======== EXERCISE MATERIAL ========

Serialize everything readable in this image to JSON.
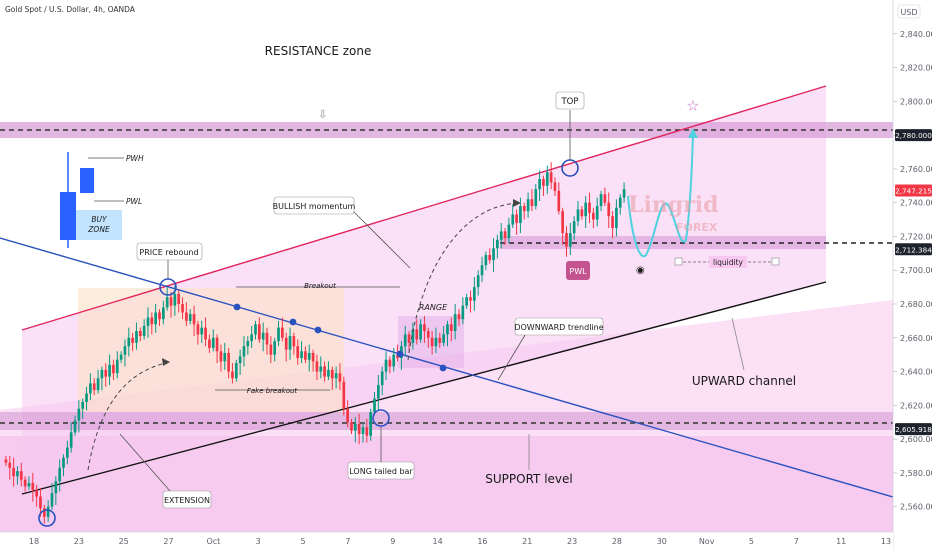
{
  "header": {
    "symbol": "Gold Spot / U.S. Dollar, 4h, OANDA",
    "currency": "USD"
  },
  "colors": {
    "up": "#089981",
    "down": "#f23645",
    "resistance_band": "#d59ad6",
    "channel_fill": "#f8c8f0",
    "trendline_blue": "#2a52be",
    "channel_upper": "#e0245e",
    "channel_lower": "#111111",
    "forecast": "#4fd1e0",
    "brand": "#e8a0a8"
  },
  "chart_data": {
    "type": "candlestick",
    "x_tick_labels": [
      "18",
      "23",
      "25",
      "27",
      "Oct",
      "3",
      "5",
      "7",
      "9",
      "14",
      "16",
      "21",
      "23",
      "28",
      "30",
      "Nov",
      "5",
      "7",
      "11",
      "13"
    ],
    "ylim": [
      2545,
      2860
    ],
    "y_ticks": [
      2560,
      2580,
      2600,
      2620,
      2640,
      2660,
      2680,
      2700,
      2720,
      2740,
      2760,
      2780,
      2800,
      2820,
      2840
    ],
    "y_tick_labels": [
      "2,560.000",
      "2,580.000",
      "2,600.000",
      "2,620.000",
      "2,640.000",
      "2,660.000",
      "2,680.000",
      "2,700.000",
      "2,720.000",
      "2,740.000",
      "2,760.000",
      "2,780.000",
      "2,800.000",
      "2,820.000",
      "2,840.000"
    ],
    "price_tags": [
      {
        "value": 2780.0,
        "label": "2,780.000",
        "style": "dark"
      },
      {
        "value": 2747.215,
        "label": "2,747.215",
        "style": "red"
      },
      {
        "value": 2712.384,
        "label": "2,712.384",
        "style": "dark"
      },
      {
        "value": 2605.918,
        "label": "2,605.918",
        "style": "dark"
      }
    ],
    "closes": [
      2586,
      2583,
      2578,
      2581,
      2576,
      2572,
      2574,
      2570,
      2566,
      2559,
      2554,
      2560,
      2568,
      2575,
      2583,
      2589,
      2595,
      2604,
      2611,
      2618,
      2622,
      2627,
      2633,
      2629,
      2636,
      2641,
      2637,
      2644,
      2639,
      2647,
      2650,
      2655,
      2660,
      2657,
      2664,
      2661,
      2667,
      2672,
      2668,
      2675,
      2671,
      2678,
      2684,
      2679,
      2686,
      2680,
      2675,
      2670,
      2674,
      2668,
      2662,
      2666,
      2659,
      2654,
      2660,
      2652,
      2646,
      2651,
      2640,
      2636,
      2645,
      2649,
      2655,
      2658,
      2662,
      2668,
      2659,
      2663,
      2656,
      2650,
      2658,
      2666,
      2660,
      2653,
      2661,
      2655,
      2648,
      2652,
      2647,
      2651,
      2646,
      2640,
      2643,
      2637,
      2641,
      2636,
      2639,
      2634,
      2618,
      2610,
      2605,
      2609,
      2603,
      2607,
      2602,
      2616,
      2624,
      2632,
      2640,
      2647,
      2643,
      2650,
      2648,
      2655,
      2662,
      2657,
      2665,
      2659,
      2668,
      2664,
      2660,
      2655,
      2660,
      2657,
      2662,
      2668,
      2664,
      2674,
      2671,
      2679,
      2684,
      2682,
      2690,
      2697,
      2703,
      2709,
      2706,
      2713,
      2718,
      2723,
      2719,
      2727,
      2733,
      2728,
      2738,
      2735,
      2742,
      2738,
      2748,
      2754,
      2750,
      2758,
      2752,
      2747,
      2735,
      2722,
      2714,
      2722,
      2729,
      2736,
      2732,
      2740,
      2734,
      2730,
      2738,
      2745,
      2740,
      2732,
      2725,
      2737,
      2743,
      2748
    ]
  },
  "annotations": {
    "resistance_zone": "RESISTANCE zone",
    "top": "TOP",
    "pwl_tag": "PWL",
    "bullish": "BULLISH momentum",
    "price_rebound": "PRICE rebound",
    "breakout": "Breakout",
    "range": "RANGE",
    "downward_trendline": "DOWNWARD trendline",
    "fake_breakout": "Fake breakout",
    "upward_channel": "UPWARD channel",
    "extension": "EXTENSION",
    "long_tailed_bar": "LONG tailed bar",
    "support_level": "SUPPORT level",
    "liquidity": "liquidity",
    "pwh": "PWH",
    "pwl": "PWL",
    "buy_zone_1": "BUY",
    "buy_zone_2": "ZONE",
    "brand_1": "Lingrid",
    "brand_2": "FOREX"
  }
}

========

EXERCISE OBJECTIVE | Extract every line of the data exactly; pictures stay out.

WRITTEN SOLUTION |
Serialize everything readable in this image to JSON.
{
  "header": {
    "symbol": "Gold Spot / U.S. Dollar, 4h, OANDA",
    "currency": "USD"
  },
  "colors": {
    "up": "#089981",
    "down": "#f23645",
    "resistance_band": "#d59ad6",
    "channel_fill": "#f8c8f0",
    "trendline_blue": "#2a52be",
    "channel_upper": "#e0245e",
    "channel_lower": "#111111",
    "forecast": "#4fd1e0",
    "brand": "#e8a0a8"
  },
  "chart_data": {
    "type": "candlestick",
    "x_tick_labels": [
      "18",
      "23",
      "25",
      "27",
      "Oct",
      "3",
      "5",
      "7",
      "9",
      "14",
      "16",
      "21",
      "23",
      "28",
      "30",
      "Nov",
      "5",
      "7",
      "11",
      "13"
    ],
    "ylim": [
      2545,
      2860
    ],
    "y_ticks": [
      2560,
      2580,
      2600,
      2620,
      2640,
      2660,
      2680,
      2700,
      2720,
      2740,
      2760,
      2780,
      2800,
      2820,
      2840
    ],
    "y_tick_labels": [
      "2,560.000",
      "2,580.000",
      "2,600.000",
      "2,620.000",
      "2,640.000",
      "2,660.000",
      "2,680.000",
      "2,700.000",
      "2,720.000",
      "2,740.000",
      "2,760.000",
      "2,780.000",
      "2,800.000",
      "2,820.000",
      "2,840.000"
    ],
    "price_tags": [
      {
        "value": 2780.0,
        "label": "2,780.000",
        "style": "dark"
      },
      {
        "value": 2747.215,
        "label": "2,747.215",
        "style": "red"
      },
      {
        "value": 2712.384,
        "label": "2,712.384",
        "style": "dark"
      },
      {
        "value": 2605.918,
        "label": "2,605.918",
        "style": "dark"
      }
    ],
    "closes": [
      2586,
      2583,
      2578,
      2581,
      2576,
      2572,
      2574,
      2570,
      2566,
      2559,
      2554,
      2560,
      2568,
      2575,
      2583,
      2589,
      2595,
      2604,
      2611,
      2618,
      2622,
      2627,
      2633,
      2629,
      2636,
      2641,
      2637,
      2644,
      2639,
      2647,
      2650,
      2655,
      2660,
      2657,
      2664,
      2661,
      2667,
      2672,
      2668,
      2675,
      2671,
      2678,
      2684,
      2679,
      2686,
      2680,
      2675,
      2670,
      2674,
      2668,
      2662,
      2666,
      2659,
      2654,
      2660,
      2652,
      2646,
      2651,
      2640,
      2636,
      2645,
      2649,
      2655,
      2658,
      2662,
      2668,
      2659,
      2663,
      2656,
      2650,
      2658,
      2666,
      2660,
      2653,
      2661,
      2655,
      2648,
      2652,
      2647,
      2651,
      2646,
      2640,
      2643,
      2637,
      2641,
      2636,
      2639,
      2634,
      2618,
      2610,
      2605,
      2609,
      2603,
      2607,
      2602,
      2616,
      2624,
      2632,
      2640,
      2647,
      2643,
      2650,
      2648,
      2655,
      2662,
      2657,
      2665,
      2659,
      2668,
      2664,
      2660,
      2655,
      2660,
      2657,
      2662,
      2668,
      2664,
      2674,
      2671,
      2679,
      2684,
      2682,
      2690,
      2697,
      2703,
      2709,
      2706,
      2713,
      2718,
      2723,
      2719,
      2727,
      2733,
      2728,
      2738,
      2735,
      2742,
      2738,
      2748,
      2754,
      2750,
      2758,
      2752,
      2747,
      2735,
      2722,
      2714,
      2722,
      2729,
      2736,
      2732,
      2740,
      2734,
      2730,
      2738,
      2745,
      2740,
      2732,
      2725,
      2737,
      2743,
      2748
    ]
  },
  "annotations": {
    "resistance_zone": "RESISTANCE zone",
    "top": "TOP",
    "pwl_tag": "PWL",
    "bullish": "BULLISH momentum",
    "price_rebound": "PRICE rebound",
    "breakout": "Breakout",
    "range": "RANGE",
    "downward_trendline": "DOWNWARD trendline",
    "fake_breakout": "Fake breakout",
    "upward_channel": "UPWARD channel",
    "extension": "EXTENSION",
    "long_tailed_bar": "LONG tailed bar",
    "support_level": "SUPPORT level",
    "liquidity": "liquidity",
    "pwh": "PWH",
    "pwl": "PWL",
    "buy_zone_1": "BUY",
    "buy_zone_2": "ZONE",
    "brand_1": "Lingrid",
    "brand_2": "FOREX"
  }
}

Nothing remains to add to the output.